Exercise prompt:
Retype all of the listing exactly, passing over any picture you find.

────

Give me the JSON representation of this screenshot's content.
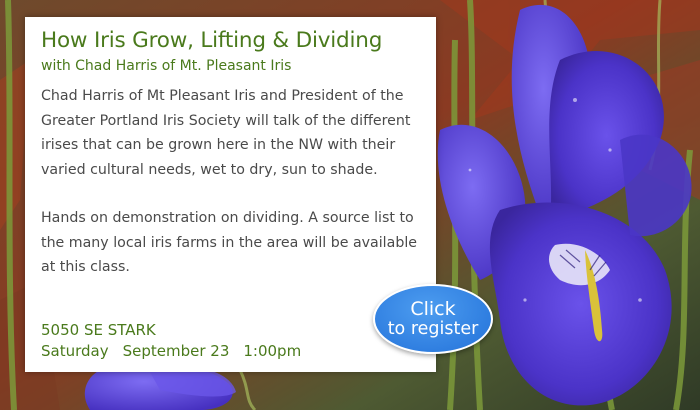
{
  "event": {
    "title": "How Iris Grow, Lifting & Dividing",
    "subtitle": "with Chad Harris of Mt. Pleasant Iris",
    "description_1": "Chad Harris of Mt Pleasant Iris and President of the Greater Portland Iris Society will talk of the different irises that can be grown here in the NW with their varied cultural needs, wet to dry, sun to shade.",
    "description_2": "Hands on demonstration on dividing. A source list to the many local iris farms in the area will be available at this class.",
    "address": "5050 SE STARK",
    "day": "Saturday",
    "date": "September 23",
    "time": "1:00pm"
  },
  "register_button": {
    "line1": "Click",
    "line2": "to register",
    "color": "#2f7ee0"
  },
  "colors": {
    "heading_green": "#4a7a1c",
    "body_gray": "#4a4a4a",
    "iris_purple": "#5b3fd6"
  }
}
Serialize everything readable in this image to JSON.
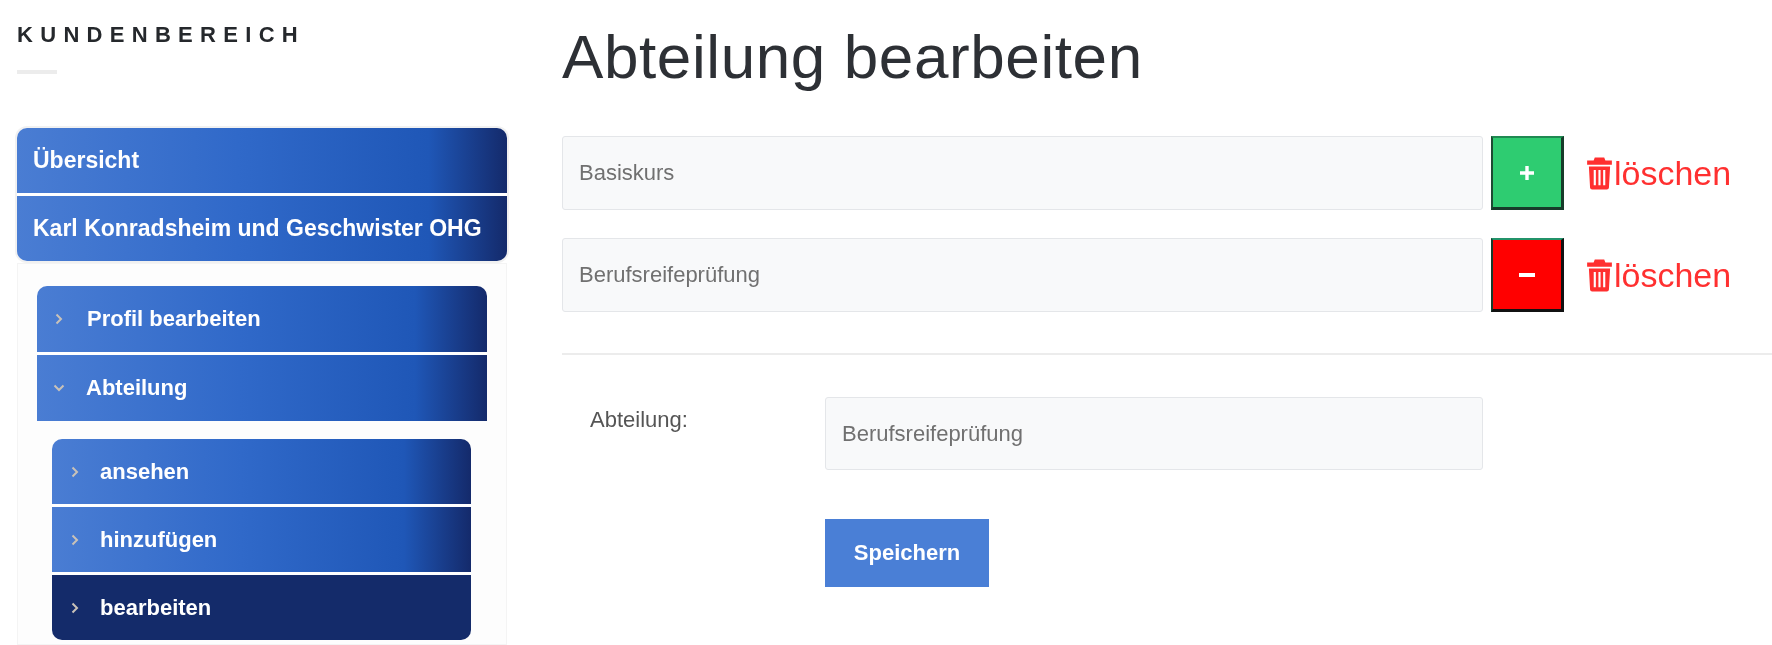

────

Task answer:
Give me the JSON representation of this screenshot's content.
{
  "event": {
    "title": "How Iris Grow, Lifting & Dividing",
    "subtitle": "with Chad Harris of Mt. Pleasant Iris",
    "description_1": "Chad Harris of Mt Pleasant Iris and President of the Greater Portland Iris Society will talk of the different irises that can be grown here in the NW with their varied cultural needs, wet to dry, sun to shade.",
    "description_2": "Hands on demonstration on dividing. A source list to the many local iris farms in the area will be available at this class.",
    "address": "5050 SE STARK",
    "day": "Saturday",
    "date": "September 23",
    "time": "1:00pm"
  },
  "register_button": {
    "line1": "Click",
    "line2": "to register",
    "color": "#2f7ee0"
  },
  "colors": {
    "heading_green": "#4a7a1c",
    "body_gray": "#4a4a4a",
    "iris_purple": "#5b3fd6"
  }
}
Serialize everything readable in this image to JSON.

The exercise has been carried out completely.